Short task => Leave out the pictures and copy everything else in the entries exactly.

Records to process =>
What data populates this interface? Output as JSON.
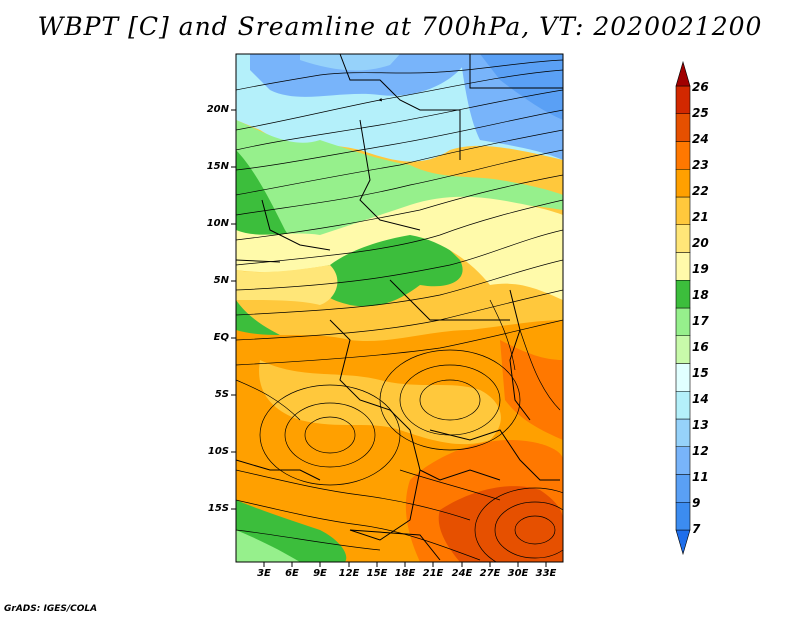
{
  "title": "WBPT [C] and Sreamline at 700hPa, VT: 2020021200",
  "footer": "GrADS: IGES/COLA",
  "map": {
    "lat_labels": [
      "20N",
      "15N",
      "10N",
      "5N",
      "EQ",
      "5S",
      "10S",
      "15S"
    ],
    "lon_labels": [
      "3E",
      "6E",
      "9E",
      "12E",
      "15E",
      "18E",
      "21E",
      "24E",
      "27E",
      "30E",
      "33E"
    ],
    "variable": "WBPT [C]",
    "level": "700hPa",
    "valid_time": "2020021200"
  },
  "colorbar": {
    "labels": [
      "7",
      "9",
      "11",
      "12",
      "13",
      "14",
      "15",
      "16",
      "17",
      "18",
      "19",
      "20",
      "21",
      "22",
      "23",
      "24",
      "25",
      "26"
    ],
    "colors": [
      "#1e6eeb",
      "#3c8cf0",
      "#5aa0f5",
      "#78b4fa",
      "#96d2fa",
      "#b4f0fa",
      "#e1ffff",
      "#c8faaa",
      "#96f08c",
      "#3cbe3c",
      "#fffaaa",
      "#ffe678",
      "#ffc83c",
      "#ffa000",
      "#ff7800",
      "#e65000",
      "#d22800",
      "#a00000"
    ]
  }
}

The completed task =>
What data populates this interface? Output as JSON.
{
  "title": "WBPT [C] and Sreamline at 700hPa, VT: 2020021200",
  "footer": "GrADS: IGES/COLA",
  "map": {
    "lat_labels": [
      "20N",
      "15N",
      "10N",
      "5N",
      "EQ",
      "5S",
      "10S",
      "15S"
    ],
    "lon_labels": [
      "3E",
      "6E",
      "9E",
      "12E",
      "15E",
      "18E",
      "21E",
      "24E",
      "27E",
      "30E",
      "33E"
    ],
    "variable": "WBPT [C]",
    "level": "700hPa",
    "valid_time": "2020021200"
  },
  "colorbar": {
    "labels": [
      "7",
      "9",
      "11",
      "12",
      "13",
      "14",
      "15",
      "16",
      "17",
      "18",
      "19",
      "20",
      "21",
      "22",
      "23",
      "24",
      "25",
      "26"
    ],
    "colors": [
      "#1e6eeb",
      "#3c8cf0",
      "#5aa0f5",
      "#78b4fa",
      "#96d2fa",
      "#b4f0fa",
      "#e1ffff",
      "#c8faaa",
      "#96f08c",
      "#3cbe3c",
      "#fffaaa",
      "#ffe678",
      "#ffc83c",
      "#ffa000",
      "#ff7800",
      "#e65000",
      "#d22800",
      "#a00000"
    ]
  }
}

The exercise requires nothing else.